* _Direction_:
Where does the string "nachgewiesen" appear? Copy every line of the entries below that holds it.

* _Given records_:
____
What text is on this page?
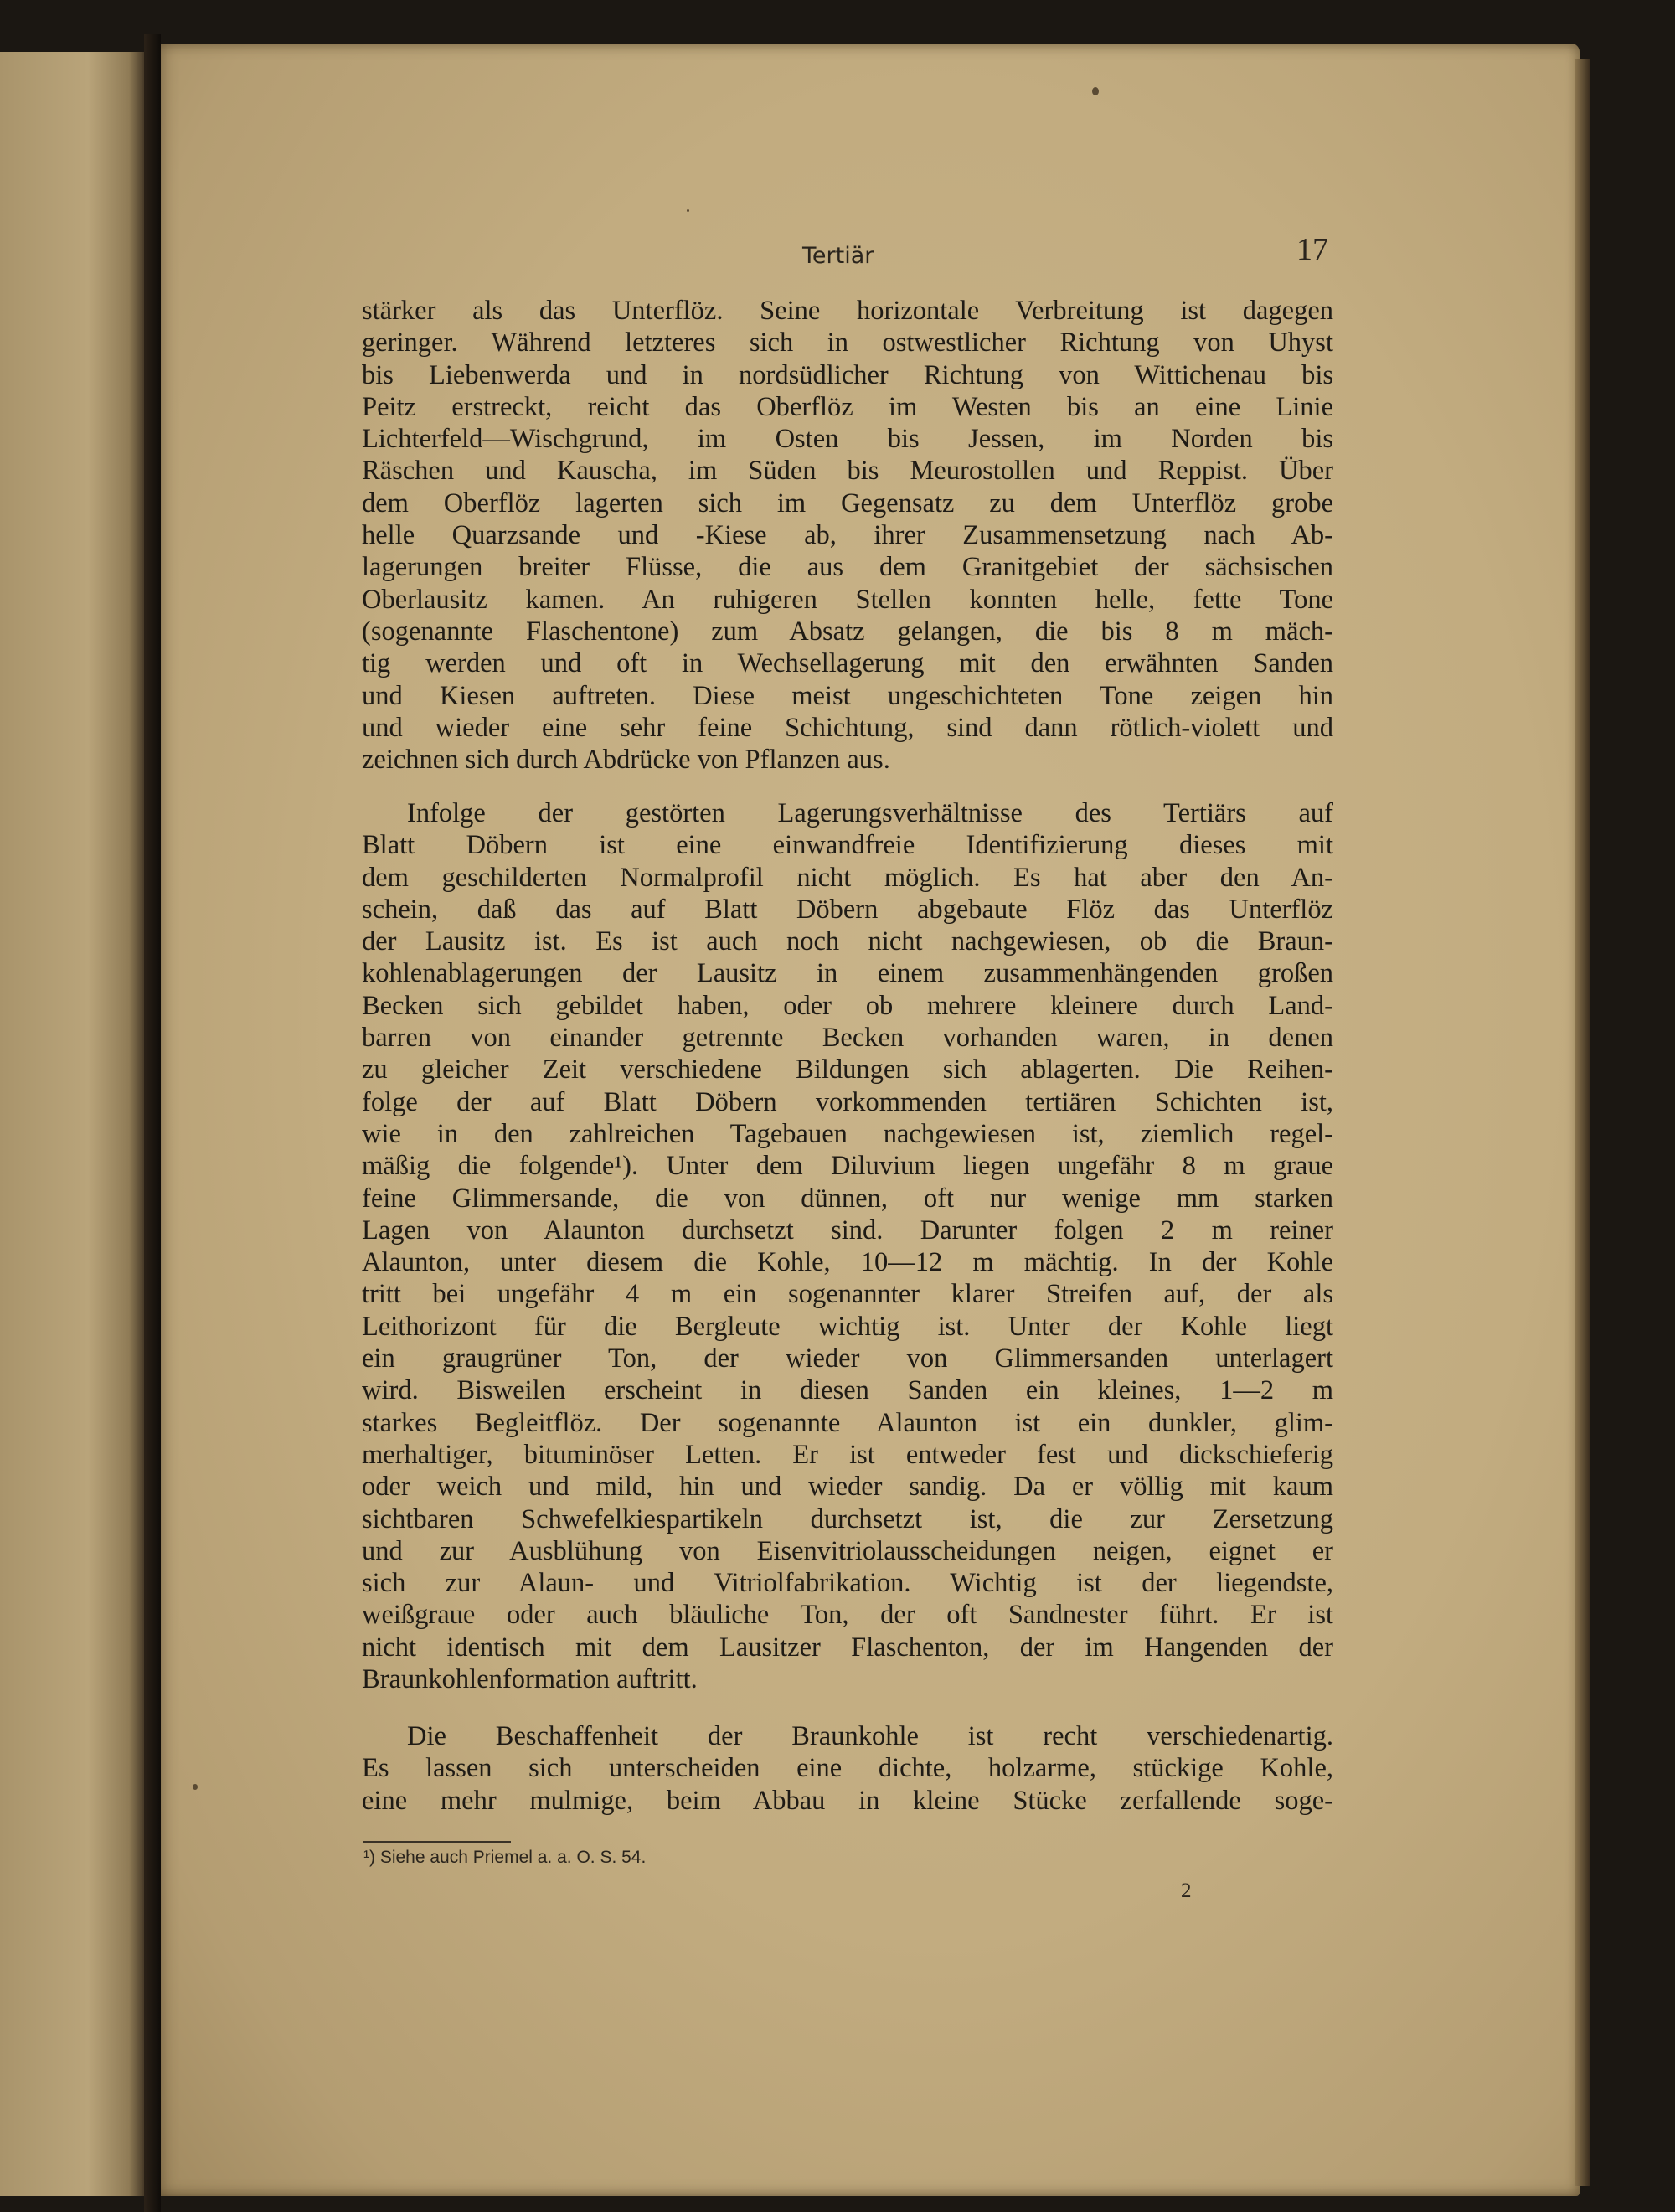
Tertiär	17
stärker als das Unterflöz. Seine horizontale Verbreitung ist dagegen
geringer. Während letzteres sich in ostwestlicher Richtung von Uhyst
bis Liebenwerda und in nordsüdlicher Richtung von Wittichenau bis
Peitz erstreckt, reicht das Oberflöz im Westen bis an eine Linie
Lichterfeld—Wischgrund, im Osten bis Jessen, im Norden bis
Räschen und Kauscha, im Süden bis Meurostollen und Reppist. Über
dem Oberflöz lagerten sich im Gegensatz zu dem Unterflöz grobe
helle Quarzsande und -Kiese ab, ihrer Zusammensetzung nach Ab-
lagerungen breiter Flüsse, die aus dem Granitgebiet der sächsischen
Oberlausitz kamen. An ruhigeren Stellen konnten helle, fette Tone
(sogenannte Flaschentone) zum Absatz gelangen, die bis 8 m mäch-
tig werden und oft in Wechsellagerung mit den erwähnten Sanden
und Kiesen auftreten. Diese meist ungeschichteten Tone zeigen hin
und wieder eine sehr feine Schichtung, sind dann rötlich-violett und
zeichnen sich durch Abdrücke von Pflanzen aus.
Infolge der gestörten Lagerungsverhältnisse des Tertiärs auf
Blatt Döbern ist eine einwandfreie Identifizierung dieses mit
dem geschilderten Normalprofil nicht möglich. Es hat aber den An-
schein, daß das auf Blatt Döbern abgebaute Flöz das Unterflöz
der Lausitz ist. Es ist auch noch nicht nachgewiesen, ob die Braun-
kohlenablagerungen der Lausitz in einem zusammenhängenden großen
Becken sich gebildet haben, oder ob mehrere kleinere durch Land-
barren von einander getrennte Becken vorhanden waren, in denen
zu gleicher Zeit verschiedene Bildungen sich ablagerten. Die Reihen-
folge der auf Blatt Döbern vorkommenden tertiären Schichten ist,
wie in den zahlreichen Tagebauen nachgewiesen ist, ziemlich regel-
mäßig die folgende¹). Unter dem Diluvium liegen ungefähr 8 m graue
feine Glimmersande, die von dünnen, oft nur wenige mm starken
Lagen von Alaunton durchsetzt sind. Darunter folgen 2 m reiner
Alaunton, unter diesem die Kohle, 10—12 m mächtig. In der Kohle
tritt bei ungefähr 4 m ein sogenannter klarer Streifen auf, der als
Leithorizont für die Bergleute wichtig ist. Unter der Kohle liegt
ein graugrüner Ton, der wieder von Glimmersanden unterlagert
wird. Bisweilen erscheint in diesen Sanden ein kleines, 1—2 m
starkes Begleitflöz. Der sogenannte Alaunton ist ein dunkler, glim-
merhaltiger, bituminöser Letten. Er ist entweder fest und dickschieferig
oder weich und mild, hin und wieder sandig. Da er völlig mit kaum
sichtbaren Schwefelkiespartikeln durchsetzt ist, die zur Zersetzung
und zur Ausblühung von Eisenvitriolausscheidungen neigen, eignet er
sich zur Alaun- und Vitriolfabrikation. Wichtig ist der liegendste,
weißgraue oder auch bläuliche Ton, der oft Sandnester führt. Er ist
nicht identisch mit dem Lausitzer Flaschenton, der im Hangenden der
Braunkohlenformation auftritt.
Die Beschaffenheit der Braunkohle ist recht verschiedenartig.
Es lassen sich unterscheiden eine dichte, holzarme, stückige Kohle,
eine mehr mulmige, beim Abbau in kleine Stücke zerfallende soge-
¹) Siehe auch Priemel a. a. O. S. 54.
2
____
* _Full answer_:
der Lausitz ist. Es ist auch noch nicht nachgewiesen, ob die Braun-
wie in den zahlreichen Tagebauen nachgewiesen ist, ziemlich regel-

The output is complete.